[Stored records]
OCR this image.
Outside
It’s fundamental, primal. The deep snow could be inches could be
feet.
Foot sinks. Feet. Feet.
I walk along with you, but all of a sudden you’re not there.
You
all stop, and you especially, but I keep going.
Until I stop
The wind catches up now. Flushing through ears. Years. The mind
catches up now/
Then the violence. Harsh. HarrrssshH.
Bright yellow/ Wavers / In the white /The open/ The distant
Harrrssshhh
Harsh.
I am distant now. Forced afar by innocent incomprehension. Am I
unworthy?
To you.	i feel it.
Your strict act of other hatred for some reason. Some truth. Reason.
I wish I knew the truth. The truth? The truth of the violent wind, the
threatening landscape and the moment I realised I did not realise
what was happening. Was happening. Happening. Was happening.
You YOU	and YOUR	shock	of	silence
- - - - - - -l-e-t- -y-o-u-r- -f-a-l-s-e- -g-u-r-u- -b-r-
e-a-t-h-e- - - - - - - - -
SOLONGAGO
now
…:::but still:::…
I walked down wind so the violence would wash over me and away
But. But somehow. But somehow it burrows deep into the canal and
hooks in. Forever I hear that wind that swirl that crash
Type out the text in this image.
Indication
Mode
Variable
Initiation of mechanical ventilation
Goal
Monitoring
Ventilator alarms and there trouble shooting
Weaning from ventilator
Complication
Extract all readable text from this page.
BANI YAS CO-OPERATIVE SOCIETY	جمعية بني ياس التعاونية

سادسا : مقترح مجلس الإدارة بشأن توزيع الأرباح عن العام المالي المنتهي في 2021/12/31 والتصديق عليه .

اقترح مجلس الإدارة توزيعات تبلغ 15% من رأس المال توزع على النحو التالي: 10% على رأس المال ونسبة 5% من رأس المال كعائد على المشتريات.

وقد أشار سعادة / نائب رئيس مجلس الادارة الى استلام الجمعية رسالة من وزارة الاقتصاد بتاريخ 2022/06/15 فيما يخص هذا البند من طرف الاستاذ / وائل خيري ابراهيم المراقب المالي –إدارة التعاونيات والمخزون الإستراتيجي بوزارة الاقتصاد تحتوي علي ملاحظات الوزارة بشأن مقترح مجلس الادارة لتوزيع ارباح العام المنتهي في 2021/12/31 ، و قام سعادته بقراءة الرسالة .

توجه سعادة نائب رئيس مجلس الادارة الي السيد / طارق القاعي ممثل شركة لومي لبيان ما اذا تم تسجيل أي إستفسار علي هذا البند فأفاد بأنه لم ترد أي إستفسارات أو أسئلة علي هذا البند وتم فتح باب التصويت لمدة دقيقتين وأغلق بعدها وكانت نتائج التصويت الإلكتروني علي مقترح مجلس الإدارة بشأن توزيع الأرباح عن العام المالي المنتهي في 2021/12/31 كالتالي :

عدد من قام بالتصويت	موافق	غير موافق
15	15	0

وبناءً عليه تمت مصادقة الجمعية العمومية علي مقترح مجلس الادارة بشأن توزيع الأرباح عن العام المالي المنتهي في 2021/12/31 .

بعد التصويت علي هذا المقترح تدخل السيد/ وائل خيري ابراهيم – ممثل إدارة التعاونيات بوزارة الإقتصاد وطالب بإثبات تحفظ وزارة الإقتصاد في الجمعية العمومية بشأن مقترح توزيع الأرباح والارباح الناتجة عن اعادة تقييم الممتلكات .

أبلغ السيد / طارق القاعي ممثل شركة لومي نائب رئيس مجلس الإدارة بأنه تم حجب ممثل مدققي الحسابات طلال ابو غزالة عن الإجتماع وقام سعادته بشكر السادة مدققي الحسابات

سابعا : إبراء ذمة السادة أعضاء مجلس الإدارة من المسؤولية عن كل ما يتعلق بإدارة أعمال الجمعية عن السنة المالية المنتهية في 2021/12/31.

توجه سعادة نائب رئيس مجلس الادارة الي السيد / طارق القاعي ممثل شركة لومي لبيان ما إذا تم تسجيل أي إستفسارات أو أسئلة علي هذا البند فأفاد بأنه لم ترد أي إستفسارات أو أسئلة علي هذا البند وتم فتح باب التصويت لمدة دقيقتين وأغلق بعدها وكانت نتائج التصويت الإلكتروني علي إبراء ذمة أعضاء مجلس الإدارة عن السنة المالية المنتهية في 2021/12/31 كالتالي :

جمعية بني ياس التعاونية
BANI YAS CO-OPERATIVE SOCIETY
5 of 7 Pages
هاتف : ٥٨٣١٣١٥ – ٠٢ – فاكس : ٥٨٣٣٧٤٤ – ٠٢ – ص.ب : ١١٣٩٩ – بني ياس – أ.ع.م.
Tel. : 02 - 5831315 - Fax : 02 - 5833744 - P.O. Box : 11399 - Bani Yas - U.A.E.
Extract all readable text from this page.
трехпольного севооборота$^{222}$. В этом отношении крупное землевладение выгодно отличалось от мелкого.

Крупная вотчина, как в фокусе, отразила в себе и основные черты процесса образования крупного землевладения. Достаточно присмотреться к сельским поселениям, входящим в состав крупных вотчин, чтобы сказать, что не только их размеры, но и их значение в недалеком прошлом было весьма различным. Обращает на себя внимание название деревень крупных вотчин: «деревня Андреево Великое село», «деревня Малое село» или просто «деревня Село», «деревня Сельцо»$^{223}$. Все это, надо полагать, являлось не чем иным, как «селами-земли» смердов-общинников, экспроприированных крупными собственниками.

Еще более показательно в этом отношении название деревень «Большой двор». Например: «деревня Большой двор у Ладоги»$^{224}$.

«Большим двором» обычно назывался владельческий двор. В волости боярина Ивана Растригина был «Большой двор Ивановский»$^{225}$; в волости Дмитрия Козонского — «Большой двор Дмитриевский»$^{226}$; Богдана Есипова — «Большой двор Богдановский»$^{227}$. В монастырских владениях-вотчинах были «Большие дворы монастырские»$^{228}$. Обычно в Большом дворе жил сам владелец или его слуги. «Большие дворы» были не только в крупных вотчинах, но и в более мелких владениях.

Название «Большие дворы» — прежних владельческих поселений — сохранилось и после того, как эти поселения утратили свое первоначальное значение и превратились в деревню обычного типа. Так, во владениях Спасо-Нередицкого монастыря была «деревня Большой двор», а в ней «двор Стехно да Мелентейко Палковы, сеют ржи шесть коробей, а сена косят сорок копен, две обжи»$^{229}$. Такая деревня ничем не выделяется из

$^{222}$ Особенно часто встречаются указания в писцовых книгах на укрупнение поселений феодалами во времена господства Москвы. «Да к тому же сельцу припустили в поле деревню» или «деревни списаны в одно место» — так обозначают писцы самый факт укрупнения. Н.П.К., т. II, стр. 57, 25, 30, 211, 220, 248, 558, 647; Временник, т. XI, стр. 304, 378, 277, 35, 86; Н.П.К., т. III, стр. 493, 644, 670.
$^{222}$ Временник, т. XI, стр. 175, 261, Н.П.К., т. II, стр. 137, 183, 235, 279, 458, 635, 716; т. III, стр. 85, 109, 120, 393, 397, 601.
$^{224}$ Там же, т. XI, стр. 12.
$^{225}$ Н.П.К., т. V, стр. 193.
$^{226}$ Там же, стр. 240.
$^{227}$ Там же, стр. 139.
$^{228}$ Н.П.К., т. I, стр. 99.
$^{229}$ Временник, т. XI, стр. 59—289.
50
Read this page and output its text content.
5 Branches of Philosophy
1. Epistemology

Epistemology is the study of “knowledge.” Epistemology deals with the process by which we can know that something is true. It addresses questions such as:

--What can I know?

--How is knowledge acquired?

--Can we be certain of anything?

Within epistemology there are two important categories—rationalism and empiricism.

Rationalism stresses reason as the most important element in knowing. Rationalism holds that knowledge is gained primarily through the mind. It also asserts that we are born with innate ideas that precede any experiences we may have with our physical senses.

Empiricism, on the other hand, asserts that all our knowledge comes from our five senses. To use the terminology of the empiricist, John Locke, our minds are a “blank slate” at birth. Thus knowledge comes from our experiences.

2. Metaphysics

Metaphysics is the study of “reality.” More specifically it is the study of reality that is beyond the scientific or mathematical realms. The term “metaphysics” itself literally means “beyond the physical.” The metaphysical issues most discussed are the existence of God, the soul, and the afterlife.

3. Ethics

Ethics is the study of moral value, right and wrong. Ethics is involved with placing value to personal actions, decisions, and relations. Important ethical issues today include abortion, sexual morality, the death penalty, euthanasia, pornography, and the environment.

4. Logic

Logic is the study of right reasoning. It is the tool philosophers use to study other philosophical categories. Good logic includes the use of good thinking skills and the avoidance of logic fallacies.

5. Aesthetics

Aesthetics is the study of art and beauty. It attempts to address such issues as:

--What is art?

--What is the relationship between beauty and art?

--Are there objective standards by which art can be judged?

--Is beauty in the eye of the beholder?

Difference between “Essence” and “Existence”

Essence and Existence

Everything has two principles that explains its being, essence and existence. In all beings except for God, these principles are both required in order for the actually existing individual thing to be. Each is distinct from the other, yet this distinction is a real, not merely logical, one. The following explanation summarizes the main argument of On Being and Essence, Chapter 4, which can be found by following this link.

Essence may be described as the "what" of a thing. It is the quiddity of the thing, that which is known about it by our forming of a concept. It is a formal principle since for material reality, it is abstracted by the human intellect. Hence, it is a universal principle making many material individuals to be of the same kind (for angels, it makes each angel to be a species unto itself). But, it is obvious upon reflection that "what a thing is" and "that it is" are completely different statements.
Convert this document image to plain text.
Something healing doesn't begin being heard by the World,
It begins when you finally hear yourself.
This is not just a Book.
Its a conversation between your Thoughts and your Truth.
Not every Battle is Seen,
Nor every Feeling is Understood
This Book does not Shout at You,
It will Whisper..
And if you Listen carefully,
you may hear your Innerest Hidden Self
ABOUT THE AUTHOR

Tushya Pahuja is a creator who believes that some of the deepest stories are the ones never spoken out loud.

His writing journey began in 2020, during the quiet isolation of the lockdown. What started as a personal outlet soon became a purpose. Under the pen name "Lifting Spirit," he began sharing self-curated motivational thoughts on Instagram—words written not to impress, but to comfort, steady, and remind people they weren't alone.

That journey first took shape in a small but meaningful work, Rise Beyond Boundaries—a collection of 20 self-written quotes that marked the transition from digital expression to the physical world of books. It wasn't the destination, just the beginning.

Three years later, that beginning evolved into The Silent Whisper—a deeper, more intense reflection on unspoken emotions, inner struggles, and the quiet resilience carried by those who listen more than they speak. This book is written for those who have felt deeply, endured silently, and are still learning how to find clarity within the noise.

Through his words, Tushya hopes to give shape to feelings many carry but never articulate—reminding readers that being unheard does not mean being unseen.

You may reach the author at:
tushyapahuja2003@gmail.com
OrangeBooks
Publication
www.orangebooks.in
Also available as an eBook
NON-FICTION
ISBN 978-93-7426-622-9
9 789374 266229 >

SET EXERCISE » Look over the material above and show each line where "Harsh" appears.

SOLVED PROBLEM »
Then the violence. Harsh. HarrrssshH.
Harsh.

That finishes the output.